**Provided records**
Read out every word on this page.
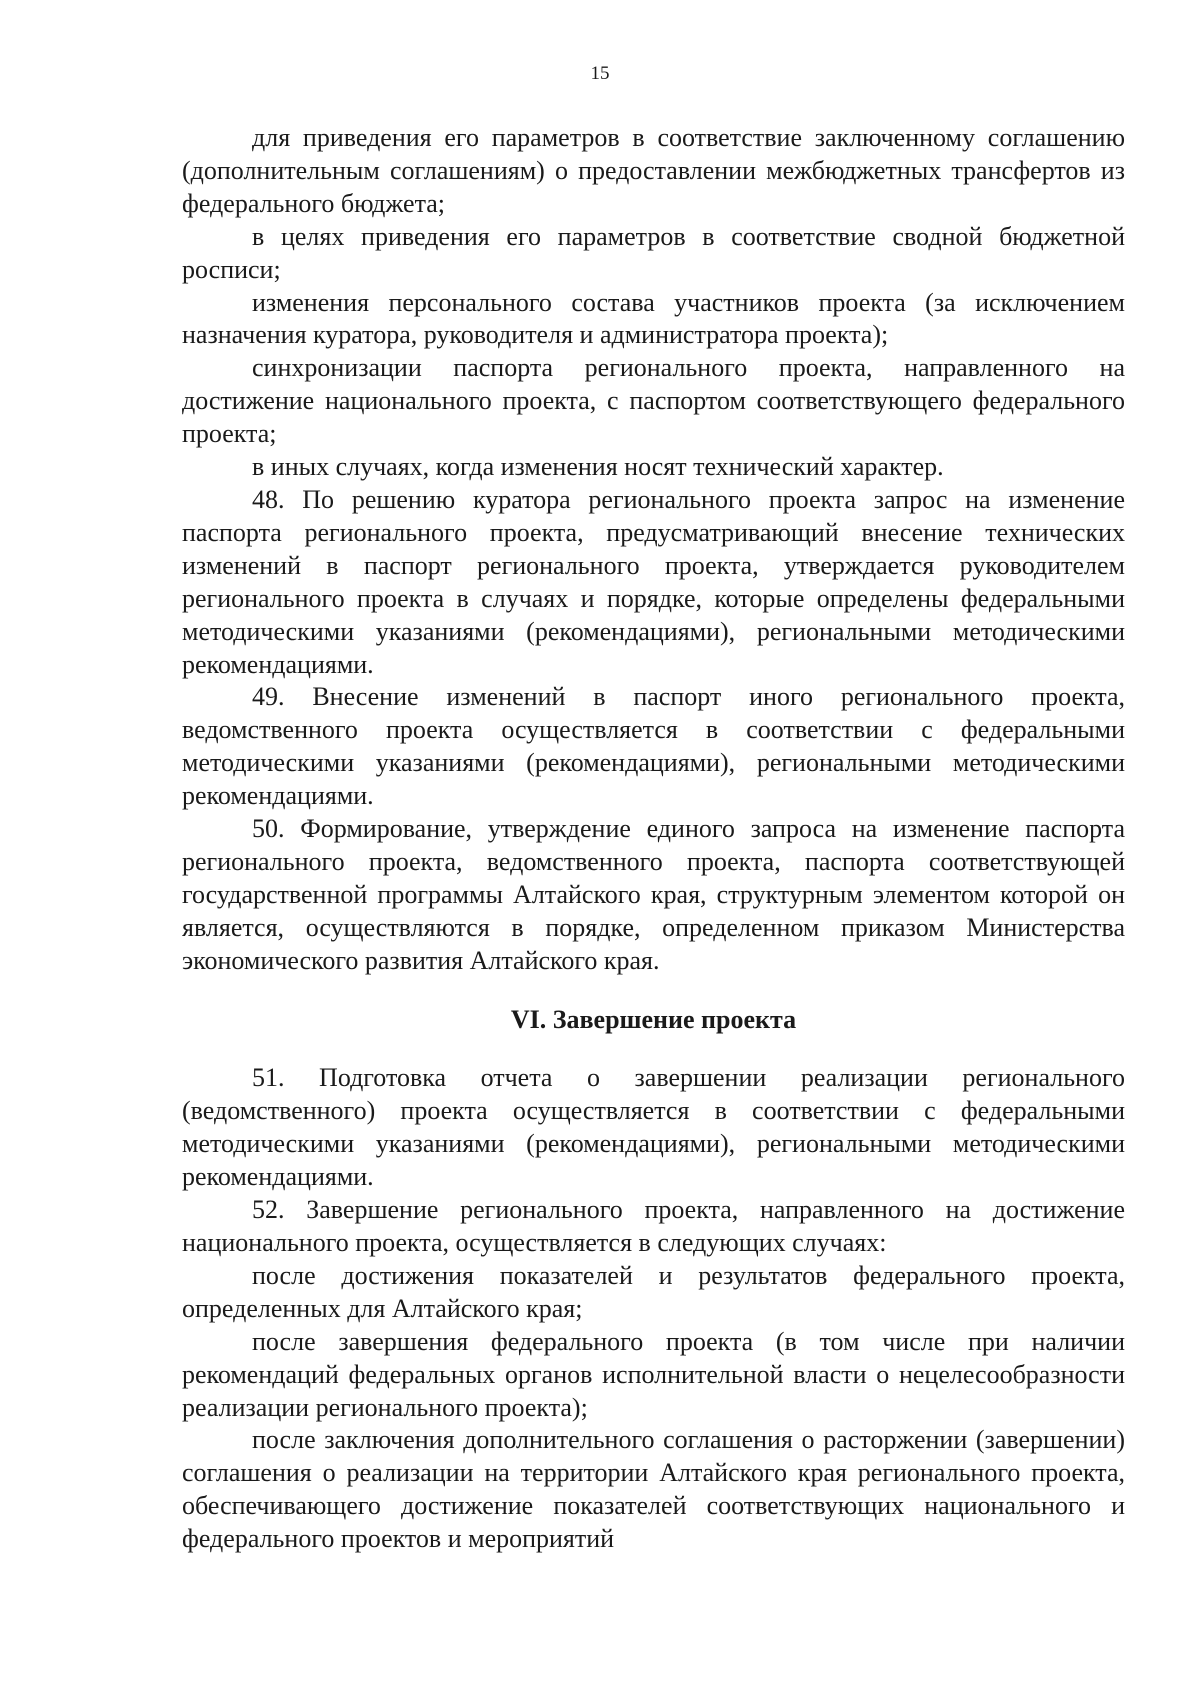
15

для приведения его параметров в соответствие заключенному соглашению (дополнительным соглашениям) о предоставлении межбюджетных трансфертов из федерального бюджета;

в целях приведения его параметров в соответствие сводной бюджетной росписи;

изменения персонального состава участников проекта (за исключением назначения куратора, руководителя и администратора проекта);

синхронизации паспорта регионального проекта, направленного на достижение национального проекта, с паспортом соответствующего федерального проекта;

в иных случаях, когда изменения носят технический характер.

48. По решению куратора регионального проекта запрос на изменение паспорта регионального проекта, предусматривающий внесение технических изменений в паспорт регионального проекта, утверждается руководителем регионального проекта в случаях и порядке, которые определены федеральными методическими указаниями (рекомендациями), региональными методическими рекомендациями.

49. Внесение изменений в паспорт иного регионального проекта, ведомственного проекта осуществляется в соответствии с федеральными методическими указаниями (рекомендациями), региональными методическими рекомендациями.

50. Формирование, утверждение единого запроса на изменение паспорта регионального проекта, ведомственного проекта, паспорта соответствующей государственной программы Алтайского края, структурным элементом которой он является, осуществляются в порядке, определенном приказом Министерства экономического развития Алтайского края.

VI. Завершение проекта

51. Подготовка отчета о завершении реализации регионального (ведомственного) проекта осуществляется в соответствии с федеральными методическими указаниями (рекомендациями), региональными методическими рекомендациями.

52. Завершение регионального проекта, направленного на достижение национального проекта, осуществляется в следующих случаях:

после достижения показателей и результатов федерального проекта, определенных для Алтайского края;

после завершения федерального проекта (в том числе при наличии рекомендаций федеральных органов исполнительной власти о нецелесообразности реализации регионального проекта);

после заключения дополнительного соглашения о расторжении (завершении) соглашения о реализации на территории Алтайского края регионального проекта, обеспечивающего достижение показателей соответствующих национального и федерального проектов и мероприятий
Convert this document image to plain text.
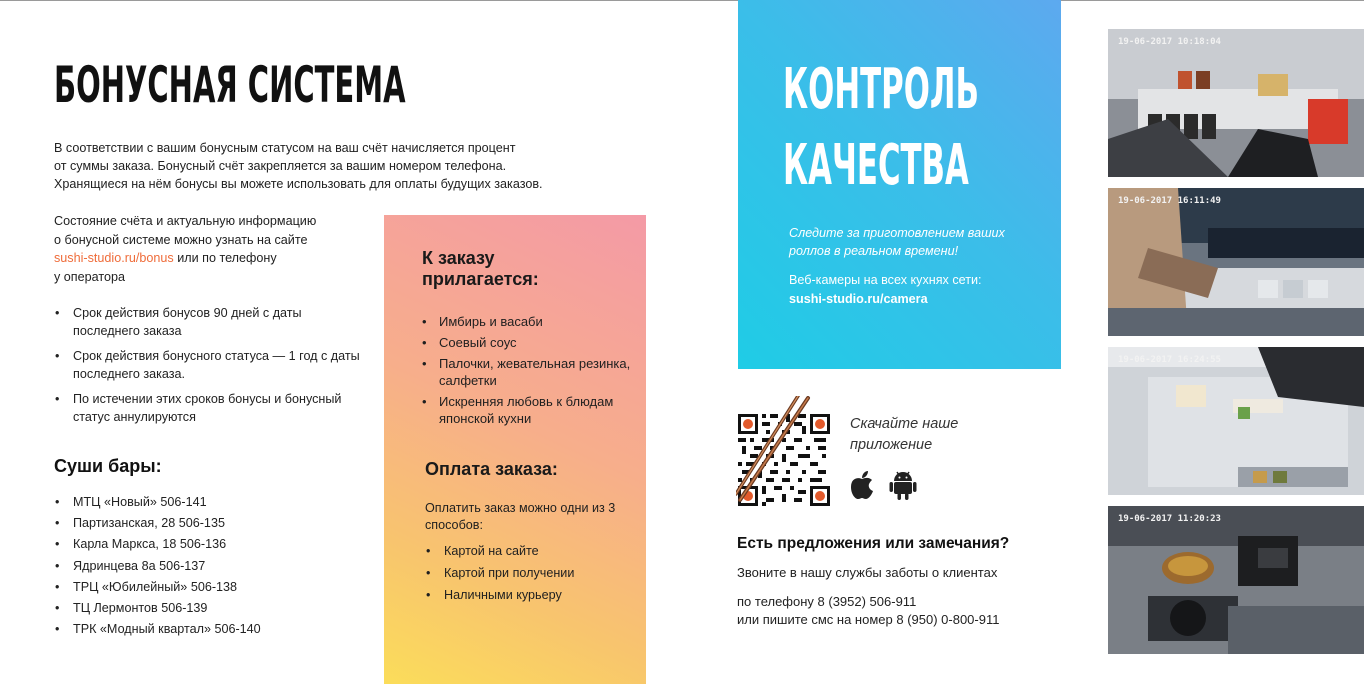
БОНУСНАЯ СИСТЕМА

В соответствии с вашим бонусным статусом на ваш счёт начисляется процент

от суммы заказа. Бонусный счёт закрепляется за вашим номером телефона.

Хранящиеся на нём бонусы вы можете использовать для оплаты будущих заказов.

Состояние счёта и актуальную информацию

о бонусной системе можно узнать на сайте

sushi-studio.ru/bonus или по телефону

у оператора

• Срок действия бонусов 90 дней с даты последнего заказа
• Срок действия бонусного статуса — 1 год с даты последнего заказа.
• По истечении этих сроков бонусы и бонусный статус аннулируются
Суши бары:
• МТЦ «Новый» 506-141
• Партизанская, 28 506-135
• Карла Маркса, 18 506-136
• Ядринцева 8а 506-137
• ТРЦ «Юбилейный» 506-138
• ТЦ Лермонтов 506-139
• ТРК «Модный квартал» 506-140
К заказу
прилагается:
• Имбирь и васаби
• Соевый соус
• Палочки, жевательная резинка, салфетки
• Искренняя любовь к блюдам японской кухни
Оплата заказа:
Оплатить заказ можно одни из 3 способов:
• Картой на сайте
• Картой при получении
• Наличными курьеру
КОНТРОЛЬ
КАЧЕСТВА
Следите за приготовлением ваших роллов в реальном времени!
Веб-камеры на всех кухнях сети:
sushi-studio.ru/camera
Скачайте наше
приложение
Есть предложения или замечания?
Звоните в нашу службы заботы о клиентах
по телефону 8 (3952) 506-911
или пишите смс на номер 8 (950) 0-800-911
19-06-2017 10:18:04
19-06-2017 16:11:49
19-06-2017 16:24:55
19-06-2017 11:20:23
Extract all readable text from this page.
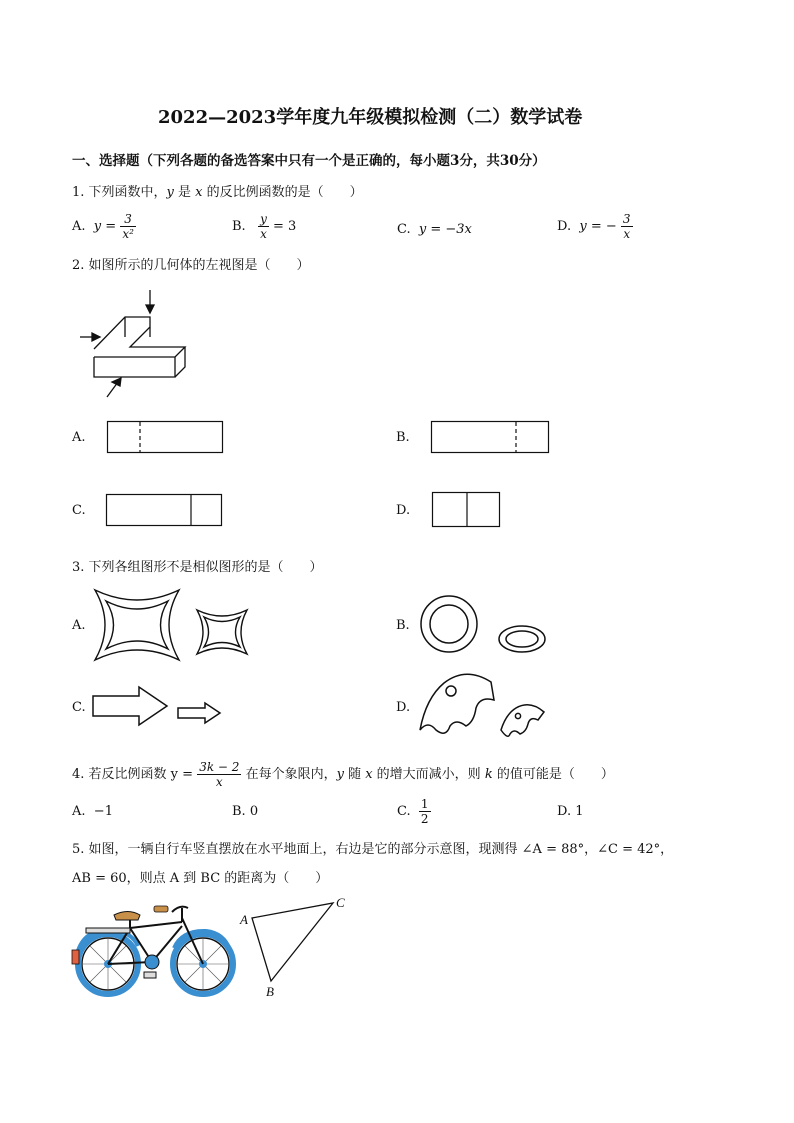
2022—2023学年度九年级模拟检测（二）数学试卷
一、选择题（下列各题的备选答案中只有一个是正确的，每小题3分，共30分）
1. 下列函数中，y 是 x 的反比例函数的是（　　）
A. $y = \frac{3}{\text{x²}}$	B. $\frac{y}{x} = 3$	C. y = −3x	D. y = − $\frac{3}{x}$
2. 如图所示的几何体的左视图是（　　）
A.	B.
C.	D.
3. 下列各组图形不是相似图形的是（　　）
A.	B.
C.	D.
4. 若反比例函数 $y = \frac{3k - 2}{x}$ 在每个象限内，y 随 x 的增大而减小，则 k 的值可能是（　　）
A. −1	B. 0	C. $\frac{1}{2}$	D. 1
5. 如图，一辆自行车竖直摆放在水平地面上，右边是它的部分示意图，现测得 ∠A = 88°，∠C = 42°，
AB = 60，则点 A 到 BC 的距离为（　　）
A
C
B
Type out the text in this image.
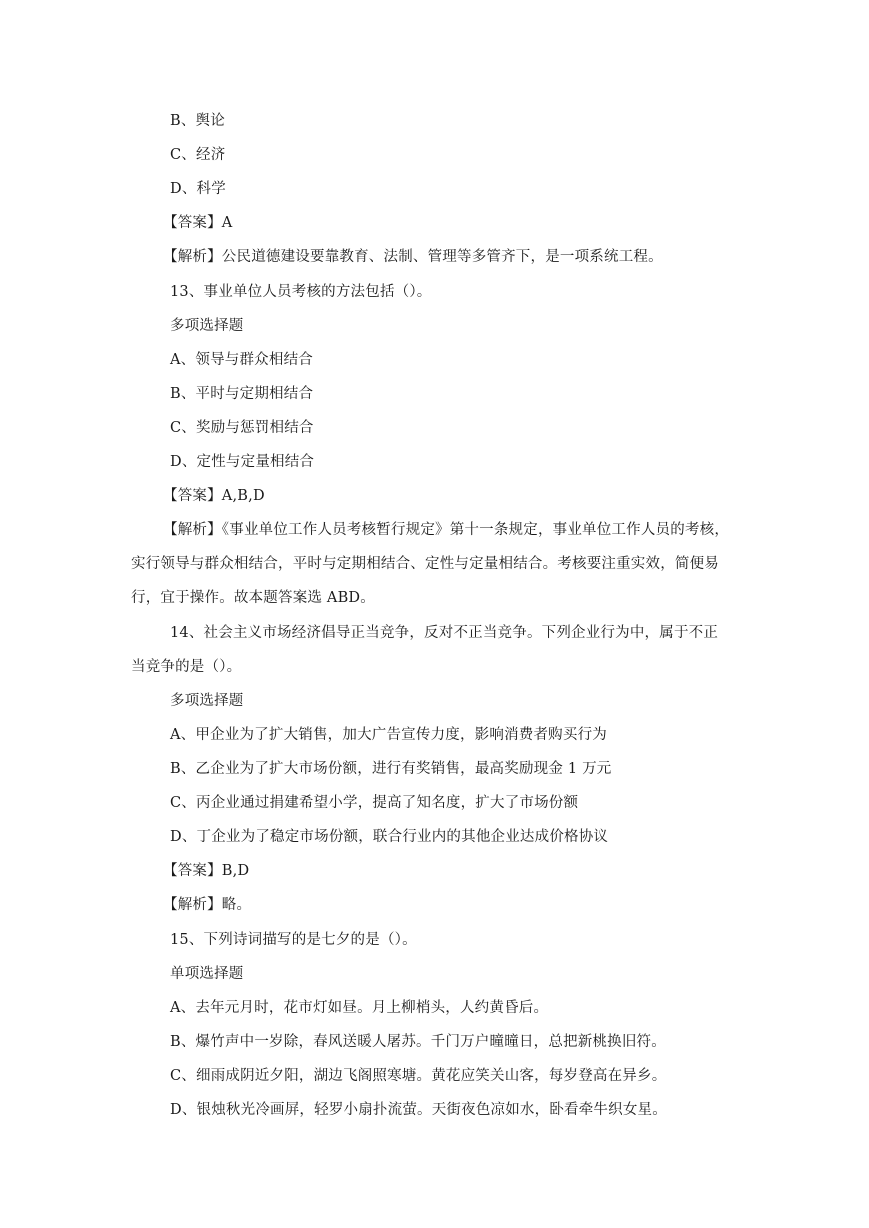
B、舆论
C、经济
D、科学
【答案】A
【解析】公民道德建设要靠教育、法制、管理等多管齐下，是一项系统工程。
13、事业单位人员考核的方法包括（）。
多项选择题
A、领导与群众相结合
B、平时与定期相结合
C、奖励与惩罚相结合
D、定性与定量相结合
【答案】A,B,D
【解析】《事业单位工作人员考核暂行规定》第十一条规定，事业单位工作人员的考核，
实行领导与群众相结合，平时与定期相结合、定性与定量相结合。考核要注重实效，简便易
行，宜于操作。故本题答案选 ABD。
14、社会主义市场经济倡导正当竞争，反对不正当竞争。下列企业行为中，属于不正
当竞争的是（）。
多项选择题
A、甲企业为了扩大销售，加大广告宣传力度，影响消费者购买行为
B、乙企业为了扩大市场份额，进行有奖销售，最高奖励现金 1 万元
C、丙企业通过捐建希望小学，提高了知名度，扩大了市场份额
D、丁企业为了稳定市场份额，联合行业内的其他企业达成价格协议
【答案】B,D
【解析】略。
15、下列诗词描写的是七夕的是（）。
单项选择题
A、去年元月时，花市灯如昼。月上柳梢头，人约黄昏后。
B、爆竹声中一岁除，春风送暖人屠苏。千门万户曈曈日，总把新桃换旧符。
C、细雨成阴近夕阳，湖边飞阁照寒塘。黄花应笑关山客，每岁登高在异乡。
D、银烛秋光冷画屏，轻罗小扇扑流萤。天街夜色凉如水，卧看牵牛织女星。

**To do**
Pull every line containing "приведения" from the material above.

**Complete output**
для приведения его параметров в соответствие заключенному соглашению (дополнительным соглашениям) о предоставлении межбюджетных трансфертов из федерального бюджета;
в целях приведения его параметров в соответствие сводной бюджетной росписи;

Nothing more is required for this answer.